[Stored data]
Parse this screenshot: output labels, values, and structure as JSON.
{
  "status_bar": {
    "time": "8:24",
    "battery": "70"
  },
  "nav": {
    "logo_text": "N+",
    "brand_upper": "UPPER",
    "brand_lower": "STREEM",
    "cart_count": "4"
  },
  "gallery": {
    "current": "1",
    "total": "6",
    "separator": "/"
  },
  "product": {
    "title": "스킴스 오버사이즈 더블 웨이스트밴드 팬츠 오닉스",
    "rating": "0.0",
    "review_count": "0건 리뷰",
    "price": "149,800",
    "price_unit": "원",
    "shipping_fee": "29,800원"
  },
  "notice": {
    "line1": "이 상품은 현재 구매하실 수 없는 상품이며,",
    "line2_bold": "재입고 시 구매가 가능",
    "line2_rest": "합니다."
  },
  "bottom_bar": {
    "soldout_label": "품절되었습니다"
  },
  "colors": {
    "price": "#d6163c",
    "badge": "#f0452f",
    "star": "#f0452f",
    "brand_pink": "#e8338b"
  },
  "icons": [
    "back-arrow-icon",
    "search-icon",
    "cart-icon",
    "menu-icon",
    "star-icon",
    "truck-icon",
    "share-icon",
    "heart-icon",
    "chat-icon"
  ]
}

→ EXERCISE GOAL: Would you reproduce all the entries exactly?

→ FINAL RESULT:
Parse this screenshot: output labels, values, and structure as JSON.
{
  "status_bar": {
    "time": "8:24",
    "battery": "70"
  },
  "nav": {
    "logo_text": "N+",
    "brand_upper": "UPPER",
    "brand_lower": "STREEM",
    "cart_count": "4"
  },
  "gallery": {
    "current": "1",
    "total": "6",
    "separator": "/"
  },
  "product": {
    "title": "스킴스 오버사이즈 더블 웨이스트밴드 팬츠 오닉스",
    "rating": "0.0",
    "review_count": "0건 리뷰",
    "price": "149,800",
    "price_unit": "원",
    "shipping_fee": "29,800원"
  },
  "notice": {
    "line1": "이 상품은 현재 구매하실 수 없는 상품이며,",
    "line2_bold": "재입고 시 구매가 가능",
    "line2_rest": "합니다."
  },
  "bottom_bar": {
    "soldout_label": "품절되었습니다"
  },
  "colors": {
    "price": "#d6163c",
    "badge": "#f0452f",
    "star": "#f0452f",
    "brand_pink": "#e8338b"
  },
  "icons": [
    "back-arrow-icon",
    "search-icon",
    "cart-icon",
    "menu-icon",
    "star-icon",
    "truck-icon",
    "share-icon",
    "heart-icon",
    "chat-icon"
  ]
}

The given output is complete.